ITEMS start
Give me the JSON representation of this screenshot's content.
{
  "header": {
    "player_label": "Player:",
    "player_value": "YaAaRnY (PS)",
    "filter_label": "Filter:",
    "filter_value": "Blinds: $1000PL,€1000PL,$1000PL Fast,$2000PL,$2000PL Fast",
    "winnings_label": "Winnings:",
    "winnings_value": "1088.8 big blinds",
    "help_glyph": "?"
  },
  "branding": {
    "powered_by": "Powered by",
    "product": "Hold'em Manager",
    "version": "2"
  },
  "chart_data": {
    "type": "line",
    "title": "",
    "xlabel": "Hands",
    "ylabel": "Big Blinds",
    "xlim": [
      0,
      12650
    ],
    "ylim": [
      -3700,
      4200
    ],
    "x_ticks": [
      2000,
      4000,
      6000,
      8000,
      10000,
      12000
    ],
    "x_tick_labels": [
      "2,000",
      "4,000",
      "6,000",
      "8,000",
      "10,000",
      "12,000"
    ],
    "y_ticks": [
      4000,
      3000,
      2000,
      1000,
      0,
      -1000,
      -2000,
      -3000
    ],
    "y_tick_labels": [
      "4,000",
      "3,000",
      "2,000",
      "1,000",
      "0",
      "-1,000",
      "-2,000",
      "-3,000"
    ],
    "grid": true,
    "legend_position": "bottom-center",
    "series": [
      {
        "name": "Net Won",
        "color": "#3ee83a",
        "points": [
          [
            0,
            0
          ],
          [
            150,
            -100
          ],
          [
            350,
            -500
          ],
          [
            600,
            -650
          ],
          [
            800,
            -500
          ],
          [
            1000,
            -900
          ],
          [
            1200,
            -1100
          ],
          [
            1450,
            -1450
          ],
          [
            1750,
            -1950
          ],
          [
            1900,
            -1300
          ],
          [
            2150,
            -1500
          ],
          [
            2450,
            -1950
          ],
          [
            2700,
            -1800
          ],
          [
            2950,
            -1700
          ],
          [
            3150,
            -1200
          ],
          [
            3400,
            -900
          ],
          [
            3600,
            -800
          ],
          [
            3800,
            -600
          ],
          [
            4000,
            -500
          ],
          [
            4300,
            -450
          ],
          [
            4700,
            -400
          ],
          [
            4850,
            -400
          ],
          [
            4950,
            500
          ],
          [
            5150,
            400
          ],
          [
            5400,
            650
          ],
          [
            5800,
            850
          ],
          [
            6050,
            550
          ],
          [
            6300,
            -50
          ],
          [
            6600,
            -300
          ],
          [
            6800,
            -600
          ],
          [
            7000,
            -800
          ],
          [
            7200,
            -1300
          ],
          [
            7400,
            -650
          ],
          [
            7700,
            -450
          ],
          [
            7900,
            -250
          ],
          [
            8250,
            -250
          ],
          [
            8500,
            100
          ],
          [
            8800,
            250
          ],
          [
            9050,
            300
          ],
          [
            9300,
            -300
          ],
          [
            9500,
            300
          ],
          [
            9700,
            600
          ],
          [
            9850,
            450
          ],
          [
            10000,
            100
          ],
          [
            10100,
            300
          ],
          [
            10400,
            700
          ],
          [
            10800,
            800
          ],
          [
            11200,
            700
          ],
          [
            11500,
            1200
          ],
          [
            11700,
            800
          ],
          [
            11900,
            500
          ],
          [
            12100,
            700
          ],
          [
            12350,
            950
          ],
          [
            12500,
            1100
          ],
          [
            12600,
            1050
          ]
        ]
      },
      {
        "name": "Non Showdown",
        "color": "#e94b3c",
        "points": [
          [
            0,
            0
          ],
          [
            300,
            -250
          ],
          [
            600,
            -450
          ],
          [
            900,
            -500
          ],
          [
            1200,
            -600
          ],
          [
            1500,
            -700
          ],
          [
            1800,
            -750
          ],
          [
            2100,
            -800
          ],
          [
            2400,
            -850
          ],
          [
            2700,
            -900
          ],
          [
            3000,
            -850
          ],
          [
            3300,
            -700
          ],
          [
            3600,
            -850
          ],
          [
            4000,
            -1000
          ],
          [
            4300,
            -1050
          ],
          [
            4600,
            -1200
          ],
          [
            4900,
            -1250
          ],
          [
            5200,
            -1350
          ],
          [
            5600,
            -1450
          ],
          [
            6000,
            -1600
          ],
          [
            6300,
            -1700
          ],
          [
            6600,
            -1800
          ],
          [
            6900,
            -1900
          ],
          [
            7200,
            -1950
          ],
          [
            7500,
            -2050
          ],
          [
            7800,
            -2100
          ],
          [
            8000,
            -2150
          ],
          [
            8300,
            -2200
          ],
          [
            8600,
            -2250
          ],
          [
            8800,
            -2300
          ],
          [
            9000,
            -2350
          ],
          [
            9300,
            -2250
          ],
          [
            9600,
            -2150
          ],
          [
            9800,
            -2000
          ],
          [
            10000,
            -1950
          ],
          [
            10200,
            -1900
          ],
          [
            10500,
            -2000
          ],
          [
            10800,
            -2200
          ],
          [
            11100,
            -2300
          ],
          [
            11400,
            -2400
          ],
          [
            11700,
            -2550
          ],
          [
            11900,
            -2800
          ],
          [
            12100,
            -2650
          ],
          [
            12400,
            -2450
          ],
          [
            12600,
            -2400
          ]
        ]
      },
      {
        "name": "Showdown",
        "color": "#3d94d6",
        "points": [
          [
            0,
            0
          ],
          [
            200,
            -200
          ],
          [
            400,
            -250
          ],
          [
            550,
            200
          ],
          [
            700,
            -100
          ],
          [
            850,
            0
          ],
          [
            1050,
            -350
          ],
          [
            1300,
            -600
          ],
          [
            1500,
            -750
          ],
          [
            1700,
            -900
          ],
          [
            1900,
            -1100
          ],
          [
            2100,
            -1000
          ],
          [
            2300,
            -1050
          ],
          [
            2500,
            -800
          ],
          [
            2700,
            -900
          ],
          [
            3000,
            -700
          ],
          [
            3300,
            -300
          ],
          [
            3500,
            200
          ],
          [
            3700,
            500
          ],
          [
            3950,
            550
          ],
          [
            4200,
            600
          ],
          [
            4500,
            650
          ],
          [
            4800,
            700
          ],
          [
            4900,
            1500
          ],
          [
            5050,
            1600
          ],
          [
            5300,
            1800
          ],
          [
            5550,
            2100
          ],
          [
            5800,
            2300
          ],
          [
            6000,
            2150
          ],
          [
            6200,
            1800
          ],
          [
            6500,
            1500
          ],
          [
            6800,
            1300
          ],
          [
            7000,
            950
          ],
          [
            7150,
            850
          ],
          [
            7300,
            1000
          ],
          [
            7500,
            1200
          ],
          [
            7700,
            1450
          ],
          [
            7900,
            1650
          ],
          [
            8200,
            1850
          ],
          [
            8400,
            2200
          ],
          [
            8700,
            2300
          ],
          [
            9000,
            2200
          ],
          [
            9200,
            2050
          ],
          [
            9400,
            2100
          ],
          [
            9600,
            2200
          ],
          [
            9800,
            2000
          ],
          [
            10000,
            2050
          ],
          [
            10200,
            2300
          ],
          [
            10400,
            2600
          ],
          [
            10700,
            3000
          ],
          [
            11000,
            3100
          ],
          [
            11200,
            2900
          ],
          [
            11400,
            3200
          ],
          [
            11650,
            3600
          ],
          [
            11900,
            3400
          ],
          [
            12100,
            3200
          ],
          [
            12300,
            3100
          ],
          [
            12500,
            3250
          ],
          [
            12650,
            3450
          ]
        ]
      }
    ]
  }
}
ITEMS end
**PROBLEM**
Search the lines for "name". Copy each line that has it.

**RESPONSE**
        "name": "Net Won",
        "name": "Non Showdown",
        "name": "Showdown",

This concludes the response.